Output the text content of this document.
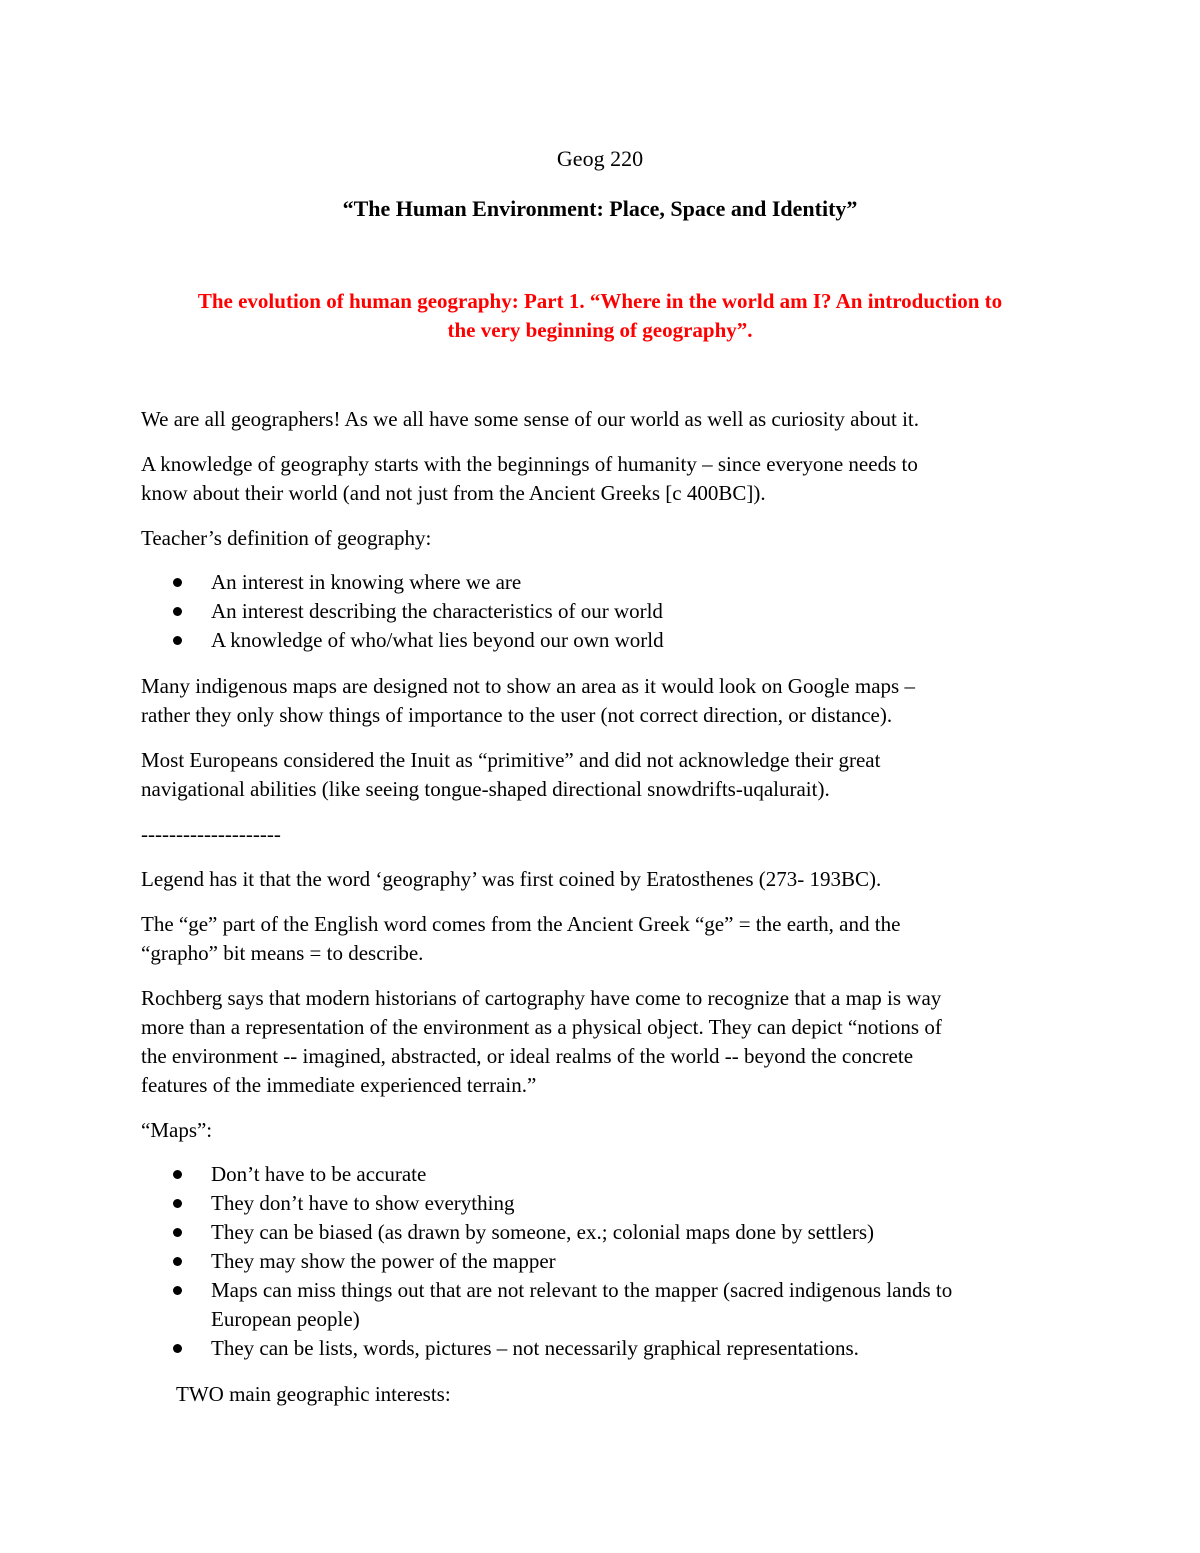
Geog 220

“The Human Environment: Place, Space and Identity”

The evolution of human geography: Part 1. “Where in the world am I? An introduction to

the very beginning of geography”.

We are all geographers! As we all have some sense of our world as well as curiosity about it.

A knowledge of geography starts with the beginnings of humanity – since everyone needs to

know about their world (and not just from the Ancient Greeks [c 400BC]).

Teacher’s definition of geography:

An interest in knowing where we are

An interest describing the characteristics of our world

A knowledge of who/what lies beyond our own world

Many indigenous maps are designed not to show an area as it would look on Google maps –

rather they only show things of importance to the user (not correct direction, or distance).

Most Europeans considered the Inuit as “primitive” and did not acknowledge their great

navigational abilities (like seeing tongue-shaped directional snowdrifts-uqalurait).

--------------------

Legend has it that the word ‘geography’ was first coined by Eratosthenes (273- 193BC).

The “ge” part of the English word comes from the Ancient Greek “ge” = the earth, and the

“grapho” bit means = to describe.

Rochberg says that modern historians of cartography have come to recognize that a map is way

more than a representation of the environment as a physical object. They can depict “notions of

the environment -- imagined, abstracted, or ideal realms of the world -- beyond the concrete

features of the immediate experienced terrain.”

“Maps”:

Don’t have to be accurate

They don’t have to show everything

They can be biased (as drawn by someone, ex.; colonial maps done by settlers)

They may show the power of the mapper

Maps can miss things out that are not relevant to the mapper (sacred indigenous lands to

European people)

They can be lists, words, pictures – not necessarily graphical representations.

TWO main geographic interests:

+===+

Directive = Print the records above exactly as they stand, but leave out the pictures.

Result below =
Output the text content of this document.
Geog 220

“The Human Environment: Place, Space and Identity”

The evolution of human geography: Part 1. “Where in the world am I? An introduction to

the very beginning of geography”.

We are all geographers! As we all have some sense of our world as well as curiosity about it.

A knowledge of geography starts with the beginnings of humanity – since everyone needs to

know about their world (and not just from the Ancient Greeks [c 400BC]).

Teacher’s definition of geography:

An interest in knowing where we are

An interest describing the characteristics of our world

A knowledge of who/what lies beyond our own world

Many indigenous maps are designed not to show an area as it would look on Google maps –

rather they only show things of importance to the user (not correct direction, or distance).

Most Europeans considered the Inuit as “primitive” and did not acknowledge their great

navigational abilities (like seeing tongue-shaped directional snowdrifts-uqalurait).

--------------------

Legend has it that the word ‘geography’ was first coined by Eratosthenes (273- 193BC).

The “ge” part of the English word comes from the Ancient Greek “ge” = the earth, and the

“grapho” bit means = to describe.

Rochberg says that modern historians of cartography have come to recognize that a map is way

more than a representation of the environment as a physical object. They can depict “notions of

the environment -- imagined, abstracted, or ideal realms of the world -- beyond the concrete

features of the immediate experienced terrain.”

“Maps”:

Don’t have to be accurate

They don’t have to show everything

They can be biased (as drawn by someone, ex.; colonial maps done by settlers)

They may show the power of the mapper

Maps can miss things out that are not relevant to the mapper (sacred indigenous lands to

European people)

They can be lists, words, pictures – not necessarily graphical representations.

TWO main geographic interests:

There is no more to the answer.